● Written task
Write out each record again exactly as it stands.

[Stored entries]
((

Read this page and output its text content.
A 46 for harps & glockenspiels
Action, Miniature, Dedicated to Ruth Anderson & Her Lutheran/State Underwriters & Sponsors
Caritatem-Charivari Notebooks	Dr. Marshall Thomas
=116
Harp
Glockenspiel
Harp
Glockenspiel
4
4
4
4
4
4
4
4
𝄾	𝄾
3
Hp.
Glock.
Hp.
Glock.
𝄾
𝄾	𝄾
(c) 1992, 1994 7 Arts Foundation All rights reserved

))

● Completed task
Read this page and output its text content.
A 46 for harps & glockenspiels
Action, Miniature, Dedicated to Ruth Anderson & Her Lutheran/State Underwriters & Sponsors
Caritatem-Charivari Notebooks	Dr. Marshall Thomas
=116
Harp
Glockenspiel
Harp
Glockenspiel
4
4
4
4
4
4
4
4
𝄾	𝄾
3
Hp.
Glock.
Hp.
Glock.
𝄾
𝄾	𝄾
(c) 1992, 1994 7 Arts Foundation All rights reserved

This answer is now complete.